Work to complete:
Copy out every one of the entries below verbatim, keeping each line's wording, characters, and numbers unchanged.

Data shown:

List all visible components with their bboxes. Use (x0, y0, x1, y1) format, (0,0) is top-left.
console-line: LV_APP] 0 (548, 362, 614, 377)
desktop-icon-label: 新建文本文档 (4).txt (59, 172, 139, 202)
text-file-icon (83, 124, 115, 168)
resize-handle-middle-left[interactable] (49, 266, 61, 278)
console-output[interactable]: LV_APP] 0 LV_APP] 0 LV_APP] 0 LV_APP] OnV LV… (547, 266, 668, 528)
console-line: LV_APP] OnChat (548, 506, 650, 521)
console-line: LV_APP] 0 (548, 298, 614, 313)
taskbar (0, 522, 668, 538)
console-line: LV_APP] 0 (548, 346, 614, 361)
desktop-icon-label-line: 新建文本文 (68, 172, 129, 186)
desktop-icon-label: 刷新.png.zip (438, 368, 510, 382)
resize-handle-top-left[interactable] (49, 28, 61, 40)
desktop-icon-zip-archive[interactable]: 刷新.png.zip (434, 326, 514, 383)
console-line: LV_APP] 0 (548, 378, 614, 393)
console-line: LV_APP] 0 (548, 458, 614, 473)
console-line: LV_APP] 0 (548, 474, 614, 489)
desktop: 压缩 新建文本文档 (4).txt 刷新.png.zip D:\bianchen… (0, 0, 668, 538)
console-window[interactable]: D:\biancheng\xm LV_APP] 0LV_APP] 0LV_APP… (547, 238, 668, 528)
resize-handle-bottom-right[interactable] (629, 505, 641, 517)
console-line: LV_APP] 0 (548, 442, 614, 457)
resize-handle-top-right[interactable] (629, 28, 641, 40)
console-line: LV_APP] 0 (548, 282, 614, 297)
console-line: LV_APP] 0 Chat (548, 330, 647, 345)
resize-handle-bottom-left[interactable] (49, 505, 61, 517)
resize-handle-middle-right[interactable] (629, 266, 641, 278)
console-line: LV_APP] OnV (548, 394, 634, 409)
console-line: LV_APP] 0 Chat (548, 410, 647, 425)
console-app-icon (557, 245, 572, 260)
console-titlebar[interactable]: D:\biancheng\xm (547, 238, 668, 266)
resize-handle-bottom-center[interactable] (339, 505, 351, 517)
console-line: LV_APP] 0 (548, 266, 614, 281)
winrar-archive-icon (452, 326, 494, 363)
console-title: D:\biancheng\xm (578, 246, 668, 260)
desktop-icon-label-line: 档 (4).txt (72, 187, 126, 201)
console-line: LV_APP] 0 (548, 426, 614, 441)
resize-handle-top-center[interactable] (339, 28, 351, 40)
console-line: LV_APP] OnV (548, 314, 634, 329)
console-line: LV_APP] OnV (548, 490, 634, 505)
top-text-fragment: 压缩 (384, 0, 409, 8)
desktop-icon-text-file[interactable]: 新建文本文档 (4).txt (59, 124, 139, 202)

Output of the exercise:
List all visible components with their bboxes. Use (x0, y0, x1, y1) format, (0,0) is top-left.
console-line: LV_APP] 0 (548, 362, 614, 377)
desktop-icon-label: 新建文本文档 (4).txt (59, 172, 139, 202)
text-file-icon (83, 124, 115, 168)
resize-handle-middle-left[interactable] (49, 266, 61, 278)
console-output[interactable]: LV_APP] 0 LV_APP] 0 LV_APP] 0 LV_APP] OnV LV… (547, 266, 668, 528)
console-line: LV_APP] OnChat (548, 506, 650, 521)
console-line: LV_APP] 0 (548, 298, 614, 313)
taskbar (0, 522, 668, 538)
console-line: LV_APP] 0 (548, 346, 614, 361)
desktop-icon-label-line: 新建文本文 (68, 172, 129, 186)
desktop-icon-label: 刷新.png.zip (438, 368, 510, 382)
resize-handle-top-left[interactable] (49, 28, 61, 40)
desktop-icon-zip-archive[interactable]: 刷新.png.zip (434, 326, 514, 383)
console-line: LV_APP] 0 (548, 378, 614, 393)
console-line: LV_APP] 0 (548, 458, 614, 473)
console-line: LV_APP] 0 (548, 474, 614, 489)
desktop: 压缩 新建文本文档 (4).txt 刷新.png.zip D:\bianchen… (0, 0, 668, 538)
console-window[interactable]: D:\biancheng\xm LV_APP] 0LV_APP] 0LV_APP… (547, 238, 668, 528)
resize-handle-bottom-right[interactable] (629, 505, 641, 517)
console-line: LV_APP] 0 (548, 442, 614, 457)
resize-handle-top-right[interactable] (629, 28, 641, 40)
console-line: LV_APP] 0 (548, 282, 614, 297)
console-line: LV_APP] 0 Chat (548, 330, 647, 345)
resize-handle-bottom-left[interactable] (49, 505, 61, 517)
resize-handle-middle-right[interactable] (629, 266, 641, 278)
console-line: LV_APP] OnV (548, 394, 634, 409)
console-line: LV_APP] 0 Chat (548, 410, 647, 425)
console-app-icon (557, 245, 572, 260)
console-titlebar[interactable]: D:\biancheng\xm (547, 238, 668, 266)
resize-handle-bottom-center[interactable] (339, 505, 351, 517)
console-line: LV_APP] 0 (548, 266, 614, 281)
winrar-archive-icon (452, 326, 494, 363)
console-title: D:\biancheng\xm (578, 246, 668, 260)
desktop-icon-label-line: 档 (4).txt (72, 187, 126, 201)
console-line: LV_APP] 0 (548, 426, 614, 441)
resize-handle-top-center[interactable] (339, 28, 351, 40)
console-line: LV_APP] OnV (548, 314, 634, 329)
console-line: LV_APP] OnV (548, 490, 634, 505)
top-text-fragment: 压缩 (384, 0, 409, 8)
desktop-icon-text-file[interactable]: 新建文本文档 (4).txt (59, 124, 139, 202)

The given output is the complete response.